— Start of Input for this task —

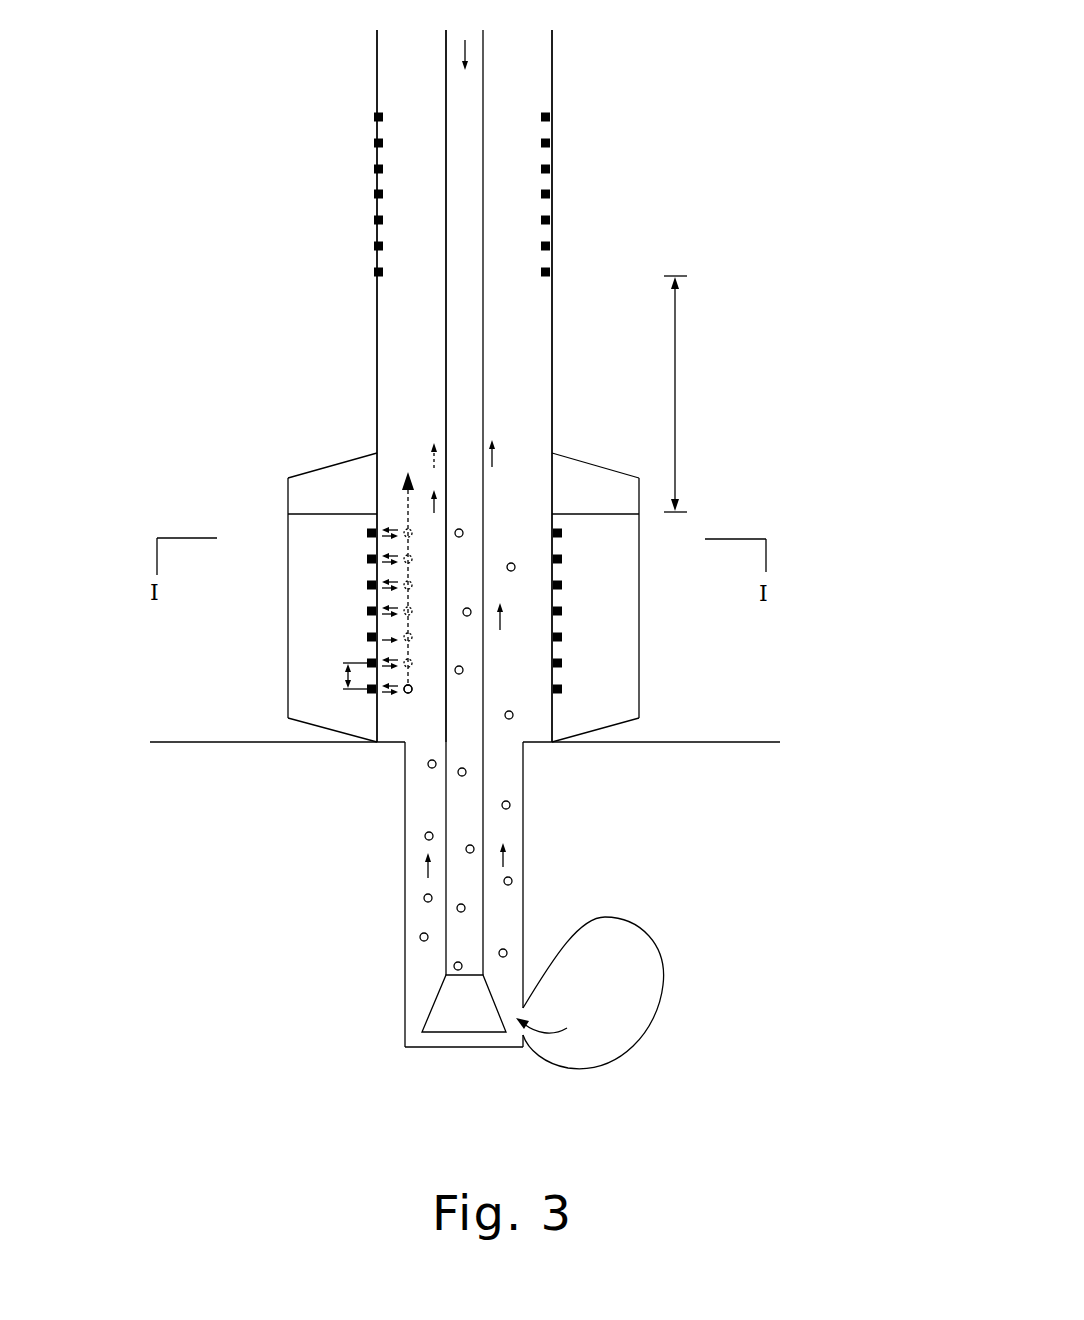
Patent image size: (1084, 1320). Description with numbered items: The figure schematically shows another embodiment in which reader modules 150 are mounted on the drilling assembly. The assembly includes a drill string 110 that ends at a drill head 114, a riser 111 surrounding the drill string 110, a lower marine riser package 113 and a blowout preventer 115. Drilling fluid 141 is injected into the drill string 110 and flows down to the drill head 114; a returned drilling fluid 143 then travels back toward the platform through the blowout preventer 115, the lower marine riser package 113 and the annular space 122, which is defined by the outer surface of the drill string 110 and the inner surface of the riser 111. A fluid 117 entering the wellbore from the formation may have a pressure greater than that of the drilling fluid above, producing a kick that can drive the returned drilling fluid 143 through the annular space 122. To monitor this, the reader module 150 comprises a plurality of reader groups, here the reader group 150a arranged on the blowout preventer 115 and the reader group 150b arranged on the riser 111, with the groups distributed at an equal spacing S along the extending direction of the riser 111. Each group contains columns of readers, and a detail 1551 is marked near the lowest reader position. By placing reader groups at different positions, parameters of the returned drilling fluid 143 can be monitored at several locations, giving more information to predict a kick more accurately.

The drill string 110 is at (420, 83).
The riser 111 is at (552, 360).
The lower marine riser package 113 is at (360, 465).
The drill head 114 is at (453, 1012).
The blowout preventer 115 is at (322, 710).
The fluid 117 is at (612, 990).
The annular space 122 is at (422, 396).
The drilling fluid 141 is at (465, 43).
The returned drilling fluid 143 is at (493, 465).
The reader module 150 is at (783, 194).
The reader group 150a is at (274, 528).
The reader group 150b is at (309, 112).
The sensor position 1551 is at (410, 695).
The spacing S is at (679, 394).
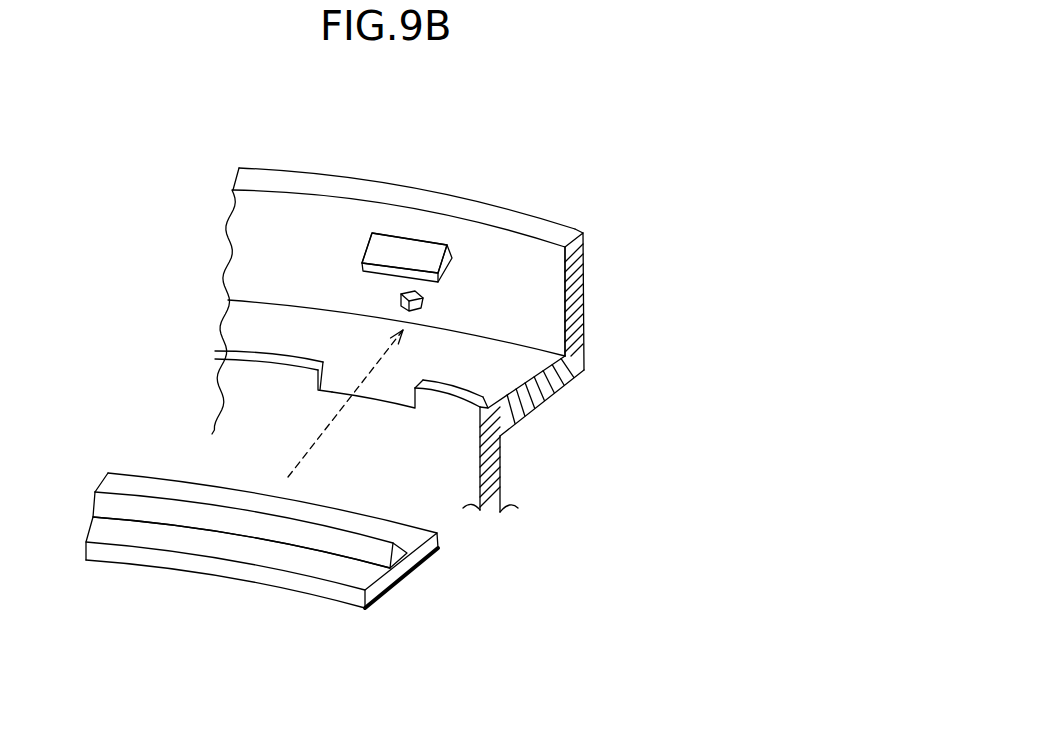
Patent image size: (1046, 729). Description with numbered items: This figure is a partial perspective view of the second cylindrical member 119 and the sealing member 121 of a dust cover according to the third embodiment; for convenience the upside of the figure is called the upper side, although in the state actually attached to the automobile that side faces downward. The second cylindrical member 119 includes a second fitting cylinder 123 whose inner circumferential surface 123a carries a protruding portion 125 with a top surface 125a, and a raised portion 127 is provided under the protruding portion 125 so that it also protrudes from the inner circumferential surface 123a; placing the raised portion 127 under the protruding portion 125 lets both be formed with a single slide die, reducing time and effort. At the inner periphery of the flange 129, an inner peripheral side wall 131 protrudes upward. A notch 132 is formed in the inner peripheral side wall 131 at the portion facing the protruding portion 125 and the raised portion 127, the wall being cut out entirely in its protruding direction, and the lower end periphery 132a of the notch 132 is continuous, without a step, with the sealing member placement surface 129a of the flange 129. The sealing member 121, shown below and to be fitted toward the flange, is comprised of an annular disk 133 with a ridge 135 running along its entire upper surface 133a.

The second cylindrical member 119 is at (308, 130).
The sealing member 121 is at (183, 591).
The second fitting cylinder 123 is at (586, 276).
The inner circumferential surface 123a is at (547, 277).
The protruding portion 125 is at (382, 247).
The top surface of projection 125a is at (398, 250).
The raised portion 127 is at (399, 297).
The flange 129 is at (565, 388).
The sealing member placement surface 129a is at (247, 323).
The inner peripheral side wall 131 is at (518, 420).
The notch 132 is at (332, 391).
The lower end periphery 132a is at (393, 393).
The annular disk 133 is at (298, 582).
The upper surface 133a is at (115, 535).
The ridge 135 is at (133, 507).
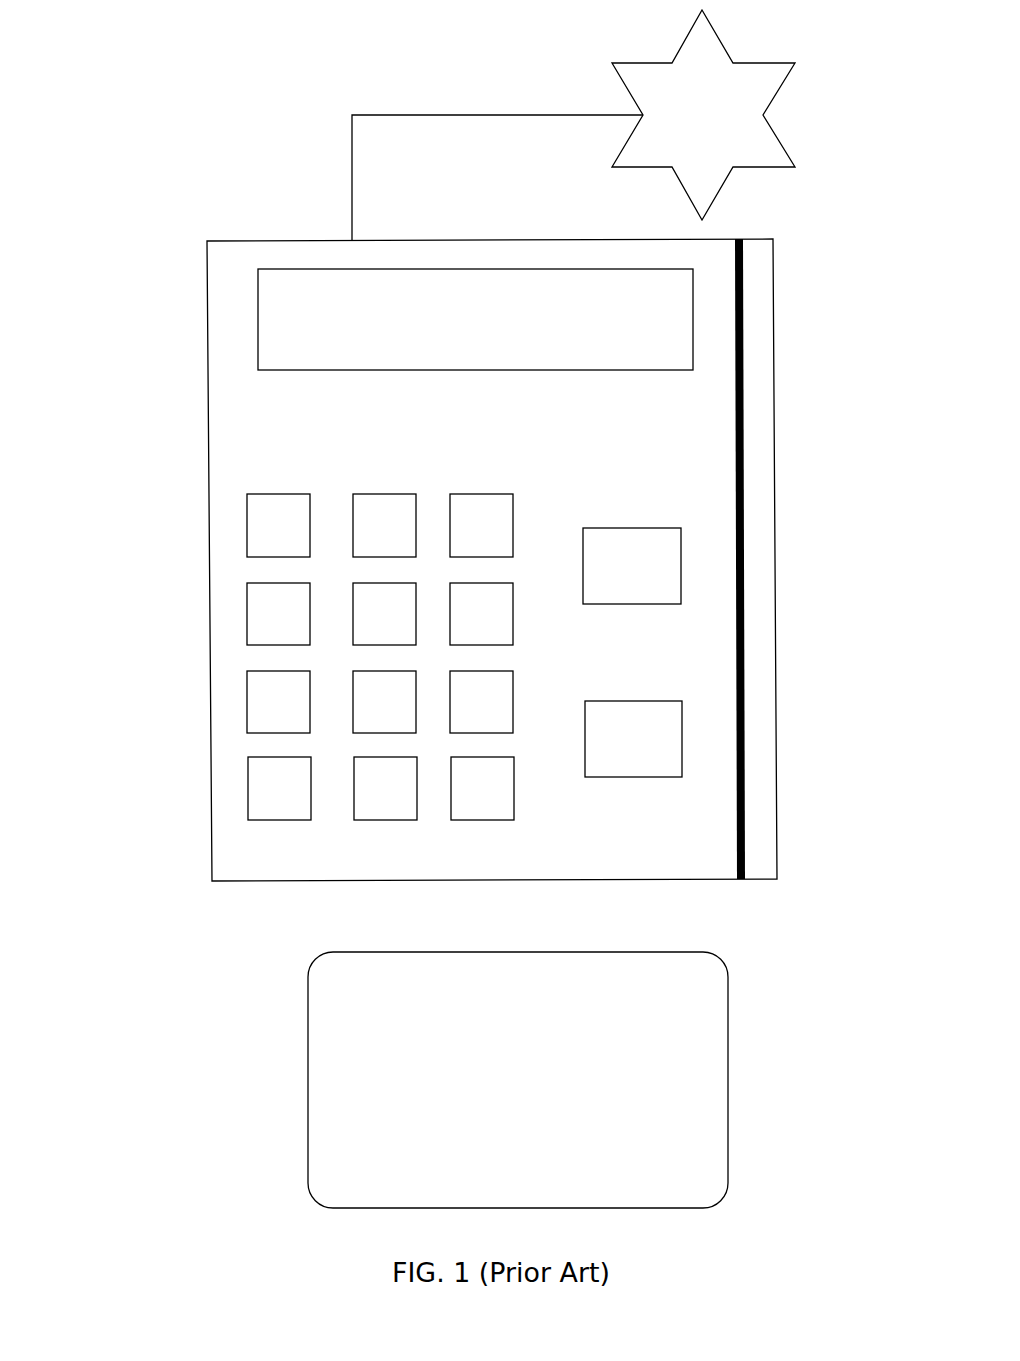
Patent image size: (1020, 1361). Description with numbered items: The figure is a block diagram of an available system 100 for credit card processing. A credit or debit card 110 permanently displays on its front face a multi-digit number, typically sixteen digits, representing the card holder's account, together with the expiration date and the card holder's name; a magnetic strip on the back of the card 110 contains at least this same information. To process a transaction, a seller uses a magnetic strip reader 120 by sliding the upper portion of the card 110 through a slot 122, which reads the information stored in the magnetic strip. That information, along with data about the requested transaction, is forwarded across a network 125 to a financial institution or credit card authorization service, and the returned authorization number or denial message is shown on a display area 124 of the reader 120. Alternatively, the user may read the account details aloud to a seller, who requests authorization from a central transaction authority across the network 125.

The system 100 is at (158, 207).
The credit or debit card 110 is at (728, 1017).
The magnetic strip reader 120 is at (207, 462).
The slot 122 is at (744, 400).
The display area 124 is at (475, 319).
The network 125 is at (703, 115).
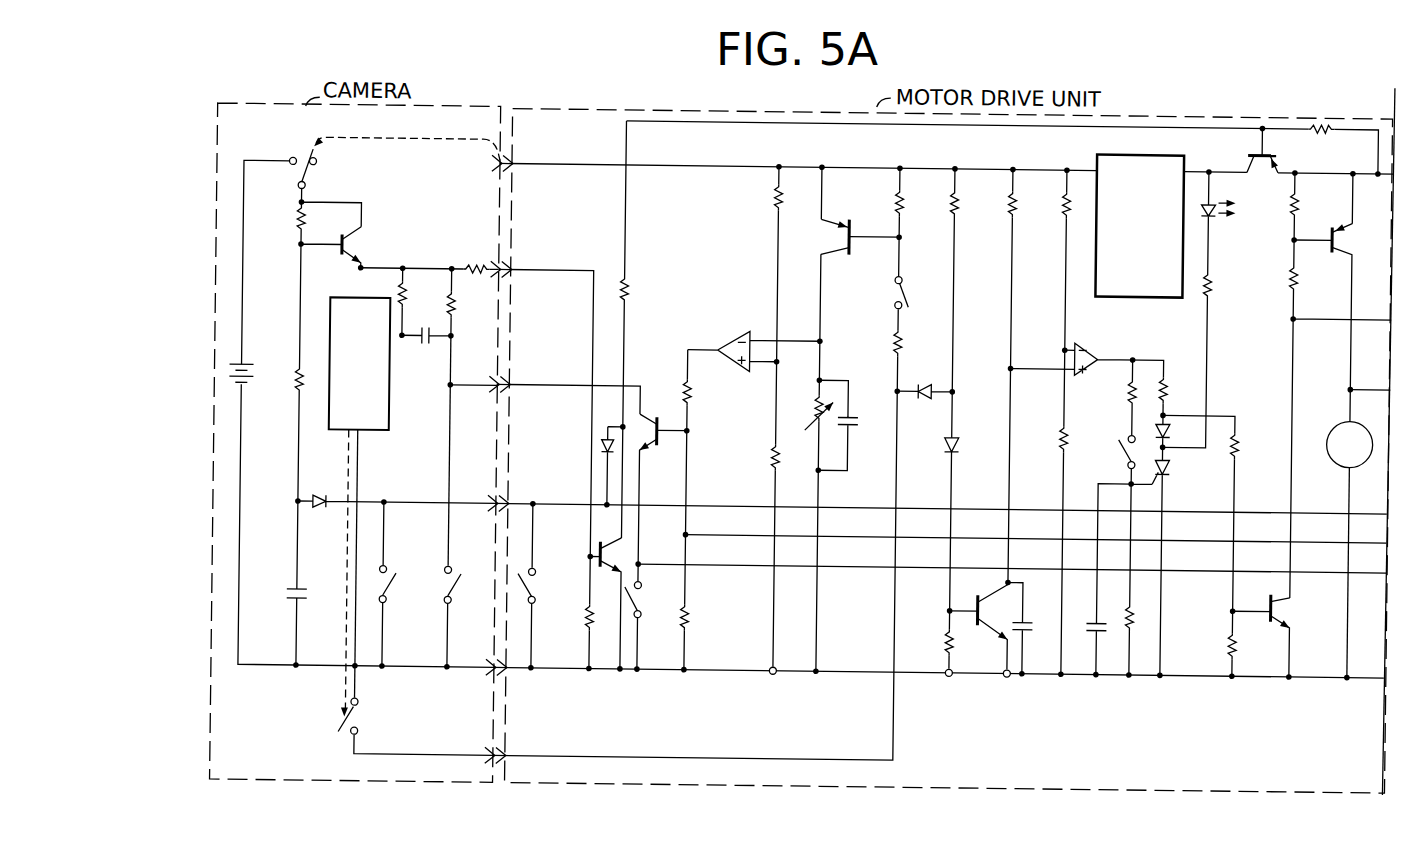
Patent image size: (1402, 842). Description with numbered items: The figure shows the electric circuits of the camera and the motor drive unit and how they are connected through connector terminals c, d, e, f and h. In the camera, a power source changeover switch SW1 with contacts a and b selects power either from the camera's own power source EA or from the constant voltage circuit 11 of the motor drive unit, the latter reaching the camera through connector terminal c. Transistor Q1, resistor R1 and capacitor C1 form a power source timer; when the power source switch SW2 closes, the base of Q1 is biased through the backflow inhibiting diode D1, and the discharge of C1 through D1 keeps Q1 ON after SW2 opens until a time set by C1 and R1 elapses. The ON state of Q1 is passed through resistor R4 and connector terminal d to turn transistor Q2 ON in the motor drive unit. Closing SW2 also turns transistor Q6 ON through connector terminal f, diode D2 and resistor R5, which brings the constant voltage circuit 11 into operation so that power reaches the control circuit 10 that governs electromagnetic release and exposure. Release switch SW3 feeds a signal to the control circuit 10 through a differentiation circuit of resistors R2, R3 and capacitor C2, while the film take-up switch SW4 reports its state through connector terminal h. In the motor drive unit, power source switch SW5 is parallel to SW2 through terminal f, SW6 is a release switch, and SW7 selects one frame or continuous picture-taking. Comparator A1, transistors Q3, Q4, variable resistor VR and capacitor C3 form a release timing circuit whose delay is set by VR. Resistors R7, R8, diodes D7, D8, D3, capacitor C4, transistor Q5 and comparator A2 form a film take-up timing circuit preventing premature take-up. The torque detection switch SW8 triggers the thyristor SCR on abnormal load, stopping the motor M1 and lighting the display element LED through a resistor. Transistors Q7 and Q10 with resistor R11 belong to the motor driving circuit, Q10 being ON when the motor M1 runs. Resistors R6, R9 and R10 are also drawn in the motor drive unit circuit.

— End of Input for this task —

**Your objective**
Rewrite the stretch from the start of the records through the line containing "The spacing S is at (679, 394).", switching "kick" to "influx" and keeping everything else the same. Leave the pictures out of your answer.

**Written solution**
Patent image size: (1084, 1320). Description with numbered items: The figure schematically shows another embodiment in which reader modules 150 are mounted on the drilling assembly. The assembly includes a drill string 110 that ends at a drill head 114, a riser 111 surrounding the drill string 110, a lower marine riser package 113 and a blowout preventer 115. Drilling fluid 141 is injected into the drill string 110 and flows down to the drill head 114; a returned drilling fluid 143 then travels back toward the platform through the blowout preventer 115, the lower marine riser package 113 and the annular space 122, which is defined by the outer surface of the drill string 110 and the inner surface of the riser 111. A fluid 117 entering the wellbore from the formation may have a pressure greater than that of the drilling fluid above, producing a influx that can drive the returned drilling fluid 143 through the annular space 122. To monitor this, the reader module 150 comprises a plurality of reader groups, here the reader group 150a arranged on the blowout preventer 115 and the reader group 150b arranged on the riser 111, with the groups distributed at an equal spacing S along the extending direction of the riser 111. Each group contains columns of readers, and a detail 1551 is marked near the lowest reader position. By placing reader groups at different positions, parameters of the returned drilling fluid 143 can be monitored at several locations, giving more information to predict a influx more accurately.

The drill string 110 is at (420, 83).
The riser 111 is at (552, 360).
The lower marine riser package 113 is at (360, 465).
The drill head 114 is at (453, 1012).
The blowout preventer 115 is at (322, 710).
The fluid 117 is at (612, 990).
The annular space 122 is at (422, 396).
The drilling fluid 141 is at (465, 43).
The returned drilling fluid 143 is at (493, 465).
The reader module 150 is at (783, 194).
The reader group 150a is at (274, 528).
The reader group 150b is at (309, 112).
The sensor position 1551 is at (410, 695).
The spacing S is at (679, 394).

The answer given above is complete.